** Challenge **
Lines containing the word "first" should be extracted in full.

-- Start --

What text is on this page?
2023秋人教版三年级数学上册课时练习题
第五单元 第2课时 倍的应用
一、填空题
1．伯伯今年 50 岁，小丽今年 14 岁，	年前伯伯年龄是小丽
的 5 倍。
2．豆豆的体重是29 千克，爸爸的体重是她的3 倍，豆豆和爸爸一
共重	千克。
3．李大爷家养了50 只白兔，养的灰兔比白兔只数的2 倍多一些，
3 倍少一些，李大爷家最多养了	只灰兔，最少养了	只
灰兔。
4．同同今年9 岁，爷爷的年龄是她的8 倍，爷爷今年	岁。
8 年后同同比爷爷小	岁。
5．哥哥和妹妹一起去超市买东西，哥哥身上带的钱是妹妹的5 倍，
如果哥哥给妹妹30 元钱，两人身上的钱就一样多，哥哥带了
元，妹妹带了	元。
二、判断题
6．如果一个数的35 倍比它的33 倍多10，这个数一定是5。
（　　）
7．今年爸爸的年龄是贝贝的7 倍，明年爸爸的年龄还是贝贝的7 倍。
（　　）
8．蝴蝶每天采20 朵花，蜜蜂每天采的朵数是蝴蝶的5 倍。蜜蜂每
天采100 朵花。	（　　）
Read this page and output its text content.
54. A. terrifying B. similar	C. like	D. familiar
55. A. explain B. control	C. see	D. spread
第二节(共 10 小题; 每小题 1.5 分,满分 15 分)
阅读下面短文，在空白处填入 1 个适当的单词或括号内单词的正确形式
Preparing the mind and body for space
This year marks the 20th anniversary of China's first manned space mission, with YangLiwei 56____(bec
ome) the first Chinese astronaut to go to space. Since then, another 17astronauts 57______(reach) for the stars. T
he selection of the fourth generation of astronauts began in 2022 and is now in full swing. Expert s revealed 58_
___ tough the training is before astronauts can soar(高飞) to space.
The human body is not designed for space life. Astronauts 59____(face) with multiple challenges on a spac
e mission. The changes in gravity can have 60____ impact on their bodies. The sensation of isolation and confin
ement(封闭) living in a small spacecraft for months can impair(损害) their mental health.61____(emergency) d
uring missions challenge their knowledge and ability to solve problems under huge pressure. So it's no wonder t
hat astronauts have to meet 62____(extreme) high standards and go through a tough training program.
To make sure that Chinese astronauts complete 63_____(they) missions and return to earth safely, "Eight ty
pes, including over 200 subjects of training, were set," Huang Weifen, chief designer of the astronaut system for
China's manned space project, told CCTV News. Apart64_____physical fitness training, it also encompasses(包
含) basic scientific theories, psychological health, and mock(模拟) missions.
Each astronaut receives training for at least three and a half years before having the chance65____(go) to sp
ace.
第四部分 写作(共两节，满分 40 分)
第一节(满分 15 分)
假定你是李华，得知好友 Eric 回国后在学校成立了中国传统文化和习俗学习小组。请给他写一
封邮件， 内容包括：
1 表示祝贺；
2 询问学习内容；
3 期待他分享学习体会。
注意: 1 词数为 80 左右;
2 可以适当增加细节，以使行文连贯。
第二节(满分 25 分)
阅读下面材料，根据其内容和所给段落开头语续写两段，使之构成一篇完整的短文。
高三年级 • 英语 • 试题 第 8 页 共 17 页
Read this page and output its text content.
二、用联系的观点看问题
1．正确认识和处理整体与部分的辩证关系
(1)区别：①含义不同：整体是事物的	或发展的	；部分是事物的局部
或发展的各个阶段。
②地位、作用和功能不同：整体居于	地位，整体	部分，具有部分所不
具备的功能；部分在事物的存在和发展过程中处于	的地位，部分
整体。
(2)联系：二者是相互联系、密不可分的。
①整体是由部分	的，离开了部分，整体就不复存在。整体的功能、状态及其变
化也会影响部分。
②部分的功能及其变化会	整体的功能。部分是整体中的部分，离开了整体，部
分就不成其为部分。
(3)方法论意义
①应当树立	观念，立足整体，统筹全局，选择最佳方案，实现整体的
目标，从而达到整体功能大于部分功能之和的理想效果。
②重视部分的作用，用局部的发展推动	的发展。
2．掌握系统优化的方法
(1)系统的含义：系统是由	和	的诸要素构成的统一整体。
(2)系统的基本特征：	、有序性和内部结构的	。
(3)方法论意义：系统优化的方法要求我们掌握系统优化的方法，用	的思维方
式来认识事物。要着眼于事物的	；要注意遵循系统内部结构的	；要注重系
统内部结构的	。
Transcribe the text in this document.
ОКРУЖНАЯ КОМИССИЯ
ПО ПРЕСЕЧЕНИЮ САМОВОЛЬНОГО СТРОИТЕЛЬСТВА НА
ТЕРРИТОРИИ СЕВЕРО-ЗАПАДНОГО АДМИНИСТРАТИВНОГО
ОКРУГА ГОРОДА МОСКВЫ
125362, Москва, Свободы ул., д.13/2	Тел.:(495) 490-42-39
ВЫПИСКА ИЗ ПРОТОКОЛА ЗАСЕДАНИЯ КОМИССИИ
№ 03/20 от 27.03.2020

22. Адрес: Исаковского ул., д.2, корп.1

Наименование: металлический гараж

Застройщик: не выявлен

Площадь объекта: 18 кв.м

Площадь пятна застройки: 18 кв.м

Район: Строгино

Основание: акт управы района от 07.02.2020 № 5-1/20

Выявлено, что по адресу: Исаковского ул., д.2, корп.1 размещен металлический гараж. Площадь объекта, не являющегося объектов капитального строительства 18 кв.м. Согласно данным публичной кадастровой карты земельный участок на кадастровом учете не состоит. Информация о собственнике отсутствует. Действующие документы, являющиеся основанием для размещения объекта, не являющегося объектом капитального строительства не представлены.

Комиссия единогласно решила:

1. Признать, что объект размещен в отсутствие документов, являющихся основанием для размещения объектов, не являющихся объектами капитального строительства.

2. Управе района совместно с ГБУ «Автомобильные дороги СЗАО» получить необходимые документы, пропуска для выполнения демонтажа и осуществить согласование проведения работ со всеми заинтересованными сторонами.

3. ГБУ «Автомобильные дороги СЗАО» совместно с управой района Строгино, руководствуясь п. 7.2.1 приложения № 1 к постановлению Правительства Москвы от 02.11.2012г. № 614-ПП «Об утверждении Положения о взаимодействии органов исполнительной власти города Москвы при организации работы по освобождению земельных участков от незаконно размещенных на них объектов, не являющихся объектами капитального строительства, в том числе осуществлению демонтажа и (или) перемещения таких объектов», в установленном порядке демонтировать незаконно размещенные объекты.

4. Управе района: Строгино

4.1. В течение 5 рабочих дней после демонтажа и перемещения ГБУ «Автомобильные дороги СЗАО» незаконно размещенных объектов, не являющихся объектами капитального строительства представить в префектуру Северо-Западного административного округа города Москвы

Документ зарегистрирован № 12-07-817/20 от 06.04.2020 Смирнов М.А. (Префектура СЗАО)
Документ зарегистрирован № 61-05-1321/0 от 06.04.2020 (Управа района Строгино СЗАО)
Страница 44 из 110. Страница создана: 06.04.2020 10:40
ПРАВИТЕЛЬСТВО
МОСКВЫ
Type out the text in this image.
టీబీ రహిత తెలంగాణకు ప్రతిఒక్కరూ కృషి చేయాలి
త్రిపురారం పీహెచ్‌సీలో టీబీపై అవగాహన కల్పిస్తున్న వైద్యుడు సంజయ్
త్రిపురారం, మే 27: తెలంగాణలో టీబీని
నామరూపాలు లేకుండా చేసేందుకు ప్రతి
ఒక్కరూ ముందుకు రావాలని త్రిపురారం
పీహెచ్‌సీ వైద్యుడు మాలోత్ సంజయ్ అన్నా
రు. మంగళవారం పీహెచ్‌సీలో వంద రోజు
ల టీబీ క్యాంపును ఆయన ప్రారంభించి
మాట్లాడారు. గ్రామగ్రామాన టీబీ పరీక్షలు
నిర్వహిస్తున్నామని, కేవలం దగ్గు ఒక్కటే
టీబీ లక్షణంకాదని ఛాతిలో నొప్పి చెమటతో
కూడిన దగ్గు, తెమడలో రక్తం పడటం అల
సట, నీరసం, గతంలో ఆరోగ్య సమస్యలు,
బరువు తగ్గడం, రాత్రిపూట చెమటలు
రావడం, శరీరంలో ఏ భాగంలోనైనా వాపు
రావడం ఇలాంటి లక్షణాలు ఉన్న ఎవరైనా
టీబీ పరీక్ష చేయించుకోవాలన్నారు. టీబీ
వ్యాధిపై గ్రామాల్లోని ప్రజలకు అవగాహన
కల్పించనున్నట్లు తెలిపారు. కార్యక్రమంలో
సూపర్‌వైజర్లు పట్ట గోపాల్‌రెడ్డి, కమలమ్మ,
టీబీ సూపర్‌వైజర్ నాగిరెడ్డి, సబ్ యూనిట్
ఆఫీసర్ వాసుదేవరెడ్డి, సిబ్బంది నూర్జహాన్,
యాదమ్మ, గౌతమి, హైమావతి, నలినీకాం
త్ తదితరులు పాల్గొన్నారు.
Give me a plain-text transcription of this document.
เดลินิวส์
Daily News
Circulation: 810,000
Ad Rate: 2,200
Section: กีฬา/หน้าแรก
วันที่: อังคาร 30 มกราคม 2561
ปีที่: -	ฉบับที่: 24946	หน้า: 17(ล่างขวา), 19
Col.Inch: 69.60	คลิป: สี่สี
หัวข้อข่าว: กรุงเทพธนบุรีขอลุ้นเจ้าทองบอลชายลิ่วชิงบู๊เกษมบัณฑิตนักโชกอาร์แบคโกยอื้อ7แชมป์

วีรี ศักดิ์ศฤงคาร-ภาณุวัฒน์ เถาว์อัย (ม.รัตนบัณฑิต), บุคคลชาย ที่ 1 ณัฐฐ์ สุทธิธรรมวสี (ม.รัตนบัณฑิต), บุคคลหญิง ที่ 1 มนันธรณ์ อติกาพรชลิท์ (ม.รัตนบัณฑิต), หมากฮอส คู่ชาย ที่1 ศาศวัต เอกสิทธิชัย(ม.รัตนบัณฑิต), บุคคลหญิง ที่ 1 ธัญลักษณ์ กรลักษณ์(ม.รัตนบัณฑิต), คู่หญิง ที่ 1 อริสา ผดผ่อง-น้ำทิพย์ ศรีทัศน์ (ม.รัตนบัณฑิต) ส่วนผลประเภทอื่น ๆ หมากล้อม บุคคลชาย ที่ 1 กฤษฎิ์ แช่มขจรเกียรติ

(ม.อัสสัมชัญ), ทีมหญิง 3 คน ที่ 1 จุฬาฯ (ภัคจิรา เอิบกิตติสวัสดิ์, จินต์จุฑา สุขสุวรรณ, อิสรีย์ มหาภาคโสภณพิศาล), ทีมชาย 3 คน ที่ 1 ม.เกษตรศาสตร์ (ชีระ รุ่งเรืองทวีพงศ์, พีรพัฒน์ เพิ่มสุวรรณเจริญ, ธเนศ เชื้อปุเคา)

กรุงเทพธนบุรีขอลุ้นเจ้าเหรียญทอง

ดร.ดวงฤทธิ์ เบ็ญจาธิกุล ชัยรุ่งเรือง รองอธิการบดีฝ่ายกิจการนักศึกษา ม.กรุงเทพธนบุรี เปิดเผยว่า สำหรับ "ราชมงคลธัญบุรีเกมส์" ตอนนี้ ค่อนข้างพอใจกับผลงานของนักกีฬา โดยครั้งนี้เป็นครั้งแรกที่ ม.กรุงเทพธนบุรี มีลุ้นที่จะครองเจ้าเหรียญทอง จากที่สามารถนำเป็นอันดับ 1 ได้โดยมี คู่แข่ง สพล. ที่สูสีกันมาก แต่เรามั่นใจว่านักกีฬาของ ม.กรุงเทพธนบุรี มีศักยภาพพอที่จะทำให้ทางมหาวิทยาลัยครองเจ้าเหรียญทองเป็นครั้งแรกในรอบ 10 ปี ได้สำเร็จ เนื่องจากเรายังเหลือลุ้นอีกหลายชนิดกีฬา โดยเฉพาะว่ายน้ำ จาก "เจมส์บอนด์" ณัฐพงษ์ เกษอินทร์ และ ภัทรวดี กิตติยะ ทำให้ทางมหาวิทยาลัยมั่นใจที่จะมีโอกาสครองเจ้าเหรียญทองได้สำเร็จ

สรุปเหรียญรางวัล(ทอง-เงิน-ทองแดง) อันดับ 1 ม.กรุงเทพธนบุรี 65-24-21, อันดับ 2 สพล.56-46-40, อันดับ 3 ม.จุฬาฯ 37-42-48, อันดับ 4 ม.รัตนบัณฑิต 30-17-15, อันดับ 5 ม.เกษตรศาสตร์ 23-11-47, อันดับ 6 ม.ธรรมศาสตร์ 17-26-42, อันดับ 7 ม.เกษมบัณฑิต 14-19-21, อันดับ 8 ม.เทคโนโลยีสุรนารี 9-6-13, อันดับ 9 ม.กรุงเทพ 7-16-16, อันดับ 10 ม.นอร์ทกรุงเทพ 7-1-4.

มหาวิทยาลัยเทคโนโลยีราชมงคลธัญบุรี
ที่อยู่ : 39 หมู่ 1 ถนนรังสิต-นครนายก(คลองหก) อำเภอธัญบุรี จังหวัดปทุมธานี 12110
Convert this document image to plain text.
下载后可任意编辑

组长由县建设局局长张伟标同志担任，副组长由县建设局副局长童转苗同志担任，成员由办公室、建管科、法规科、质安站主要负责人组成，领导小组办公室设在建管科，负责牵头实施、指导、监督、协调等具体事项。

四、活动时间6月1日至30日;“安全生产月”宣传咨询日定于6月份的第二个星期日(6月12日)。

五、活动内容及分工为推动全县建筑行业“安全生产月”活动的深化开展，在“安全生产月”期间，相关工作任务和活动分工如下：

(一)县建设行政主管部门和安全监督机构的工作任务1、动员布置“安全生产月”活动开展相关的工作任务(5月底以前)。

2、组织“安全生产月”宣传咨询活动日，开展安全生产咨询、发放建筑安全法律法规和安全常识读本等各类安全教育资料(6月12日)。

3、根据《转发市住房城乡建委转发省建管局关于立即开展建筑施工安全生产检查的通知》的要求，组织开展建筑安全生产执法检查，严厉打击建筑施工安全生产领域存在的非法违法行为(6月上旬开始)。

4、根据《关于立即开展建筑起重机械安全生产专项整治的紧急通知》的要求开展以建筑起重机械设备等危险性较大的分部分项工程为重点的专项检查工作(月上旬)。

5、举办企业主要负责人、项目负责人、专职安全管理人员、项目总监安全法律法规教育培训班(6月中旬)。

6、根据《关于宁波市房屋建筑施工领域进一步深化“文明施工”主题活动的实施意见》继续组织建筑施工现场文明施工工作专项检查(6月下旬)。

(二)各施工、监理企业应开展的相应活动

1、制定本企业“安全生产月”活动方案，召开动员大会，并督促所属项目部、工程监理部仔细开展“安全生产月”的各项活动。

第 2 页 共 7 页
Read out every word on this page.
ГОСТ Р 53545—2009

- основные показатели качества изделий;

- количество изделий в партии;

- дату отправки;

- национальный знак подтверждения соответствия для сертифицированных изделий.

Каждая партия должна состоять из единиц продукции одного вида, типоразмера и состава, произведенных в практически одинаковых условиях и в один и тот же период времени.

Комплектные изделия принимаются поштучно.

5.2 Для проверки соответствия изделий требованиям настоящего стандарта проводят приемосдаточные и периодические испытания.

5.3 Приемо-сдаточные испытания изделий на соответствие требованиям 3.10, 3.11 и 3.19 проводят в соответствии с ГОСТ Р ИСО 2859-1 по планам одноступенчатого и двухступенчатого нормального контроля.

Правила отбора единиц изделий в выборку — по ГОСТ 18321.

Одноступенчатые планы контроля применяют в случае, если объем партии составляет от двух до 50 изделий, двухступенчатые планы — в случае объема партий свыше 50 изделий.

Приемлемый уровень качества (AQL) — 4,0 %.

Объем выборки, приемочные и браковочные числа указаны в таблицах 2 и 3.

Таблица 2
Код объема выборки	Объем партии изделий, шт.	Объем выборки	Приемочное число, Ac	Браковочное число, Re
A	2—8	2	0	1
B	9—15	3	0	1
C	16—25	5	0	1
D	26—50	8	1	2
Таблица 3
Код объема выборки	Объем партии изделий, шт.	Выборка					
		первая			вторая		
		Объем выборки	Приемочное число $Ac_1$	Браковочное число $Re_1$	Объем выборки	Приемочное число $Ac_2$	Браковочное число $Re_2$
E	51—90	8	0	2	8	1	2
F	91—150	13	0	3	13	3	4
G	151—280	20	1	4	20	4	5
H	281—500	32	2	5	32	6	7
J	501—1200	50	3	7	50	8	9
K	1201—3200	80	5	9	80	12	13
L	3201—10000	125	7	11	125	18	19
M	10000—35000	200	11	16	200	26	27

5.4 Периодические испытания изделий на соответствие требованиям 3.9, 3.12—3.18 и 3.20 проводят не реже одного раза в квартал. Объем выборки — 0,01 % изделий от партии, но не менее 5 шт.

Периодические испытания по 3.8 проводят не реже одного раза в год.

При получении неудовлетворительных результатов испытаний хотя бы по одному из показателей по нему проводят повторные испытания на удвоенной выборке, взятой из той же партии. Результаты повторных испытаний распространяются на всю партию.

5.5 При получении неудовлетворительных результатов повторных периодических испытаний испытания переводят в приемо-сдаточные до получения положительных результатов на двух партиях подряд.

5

-- End --

** Solution below **
This year marks the 20th anniversary of China's first manned space mission, with YangLiwei 56____(bec
ome) the first Chinese astronaut to go to space. Since then, another 17astronauts 57______(reach) for the stars. T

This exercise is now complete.